Stored items from a collection
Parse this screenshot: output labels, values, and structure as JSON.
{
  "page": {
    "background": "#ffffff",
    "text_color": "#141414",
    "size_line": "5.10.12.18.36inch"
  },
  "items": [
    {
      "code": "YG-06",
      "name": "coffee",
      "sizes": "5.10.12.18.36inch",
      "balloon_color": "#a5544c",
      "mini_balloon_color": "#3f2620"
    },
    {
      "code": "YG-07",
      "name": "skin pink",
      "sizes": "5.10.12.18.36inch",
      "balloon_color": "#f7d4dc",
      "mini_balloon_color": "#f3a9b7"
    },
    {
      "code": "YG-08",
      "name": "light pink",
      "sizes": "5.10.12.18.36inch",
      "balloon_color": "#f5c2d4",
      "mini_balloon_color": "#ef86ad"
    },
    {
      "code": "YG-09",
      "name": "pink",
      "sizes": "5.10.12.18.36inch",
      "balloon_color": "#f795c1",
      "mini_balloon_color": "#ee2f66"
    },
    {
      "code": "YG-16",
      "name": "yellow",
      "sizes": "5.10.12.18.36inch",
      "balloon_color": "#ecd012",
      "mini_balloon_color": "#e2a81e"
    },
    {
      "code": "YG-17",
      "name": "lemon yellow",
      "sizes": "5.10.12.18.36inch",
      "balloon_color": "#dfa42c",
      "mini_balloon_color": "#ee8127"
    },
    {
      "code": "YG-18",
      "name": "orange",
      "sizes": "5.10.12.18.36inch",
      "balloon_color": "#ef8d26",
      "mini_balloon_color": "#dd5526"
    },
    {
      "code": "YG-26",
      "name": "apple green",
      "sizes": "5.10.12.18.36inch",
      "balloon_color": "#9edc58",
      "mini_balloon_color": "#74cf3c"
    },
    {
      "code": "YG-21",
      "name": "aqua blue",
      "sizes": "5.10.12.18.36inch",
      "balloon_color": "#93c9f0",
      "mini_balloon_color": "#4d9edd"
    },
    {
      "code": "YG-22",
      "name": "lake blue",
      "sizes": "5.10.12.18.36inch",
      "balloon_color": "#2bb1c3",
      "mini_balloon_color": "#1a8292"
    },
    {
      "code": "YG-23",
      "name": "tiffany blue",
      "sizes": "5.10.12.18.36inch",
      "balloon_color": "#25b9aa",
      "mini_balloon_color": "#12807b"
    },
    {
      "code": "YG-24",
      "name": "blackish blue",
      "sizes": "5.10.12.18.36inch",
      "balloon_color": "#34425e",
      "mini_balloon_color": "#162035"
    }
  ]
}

Required work: Extract all lines as given.

Task solution:
Parse this screenshot: output labels, values, and structure as JSON.
{
  "page": {
    "background": "#ffffff",
    "text_color": "#141414",
    "size_line": "5.10.12.18.36inch"
  },
  "items": [
    {
      "code": "YG-06",
      "name": "coffee",
      "sizes": "5.10.12.18.36inch",
      "balloon_color": "#a5544c",
      "mini_balloon_color": "#3f2620"
    },
    {
      "code": "YG-07",
      "name": "skin pink",
      "sizes": "5.10.12.18.36inch",
      "balloon_color": "#f7d4dc",
      "mini_balloon_color": "#f3a9b7"
    },
    {
      "code": "YG-08",
      "name": "light pink",
      "sizes": "5.10.12.18.36inch",
      "balloon_color": "#f5c2d4",
      "mini_balloon_color": "#ef86ad"
    },
    {
      "code": "YG-09",
      "name": "pink",
      "sizes": "5.10.12.18.36inch",
      "balloon_color": "#f795c1",
      "mini_balloon_color": "#ee2f66"
    },
    {
      "code": "YG-16",
      "name": "yellow",
      "sizes": "5.10.12.18.36inch",
      "balloon_color": "#ecd012",
      "mini_balloon_color": "#e2a81e"
    },
    {
      "code": "YG-17",
      "name": "lemon yellow",
      "sizes": "5.10.12.18.36inch",
      "balloon_color": "#dfa42c",
      "mini_balloon_color": "#ee8127"
    },
    {
      "code": "YG-18",
      "name": "orange",
      "sizes": "5.10.12.18.36inch",
      "balloon_color": "#ef8d26",
      "mini_balloon_color": "#dd5526"
    },
    {
      "code": "YG-26",
      "name": "apple green",
      "sizes": "5.10.12.18.36inch",
      "balloon_color": "#9edc58",
      "mini_balloon_color": "#74cf3c"
    },
    {
      "code": "YG-21",
      "name": "aqua blue",
      "sizes": "5.10.12.18.36inch",
      "balloon_color": "#93c9f0",
      "mini_balloon_color": "#4d9edd"
    },
    {
      "code": "YG-22",
      "name": "lake blue",
      "sizes": "5.10.12.18.36inch",
      "balloon_color": "#2bb1c3",
      "mini_balloon_color": "#1a8292"
    },
    {
      "code": "YG-23",
      "name": "tiffany blue",
      "sizes": "5.10.12.18.36inch",
      "balloon_color": "#25b9aa",
      "mini_balloon_color": "#12807b"
    },
    {
      "code": "YG-24",
      "name": "blackish blue",
      "sizes": "5.10.12.18.36inch",
      "balloon_color": "#34425e",
      "mini_balloon_color": "#162035"
    }
  ]
}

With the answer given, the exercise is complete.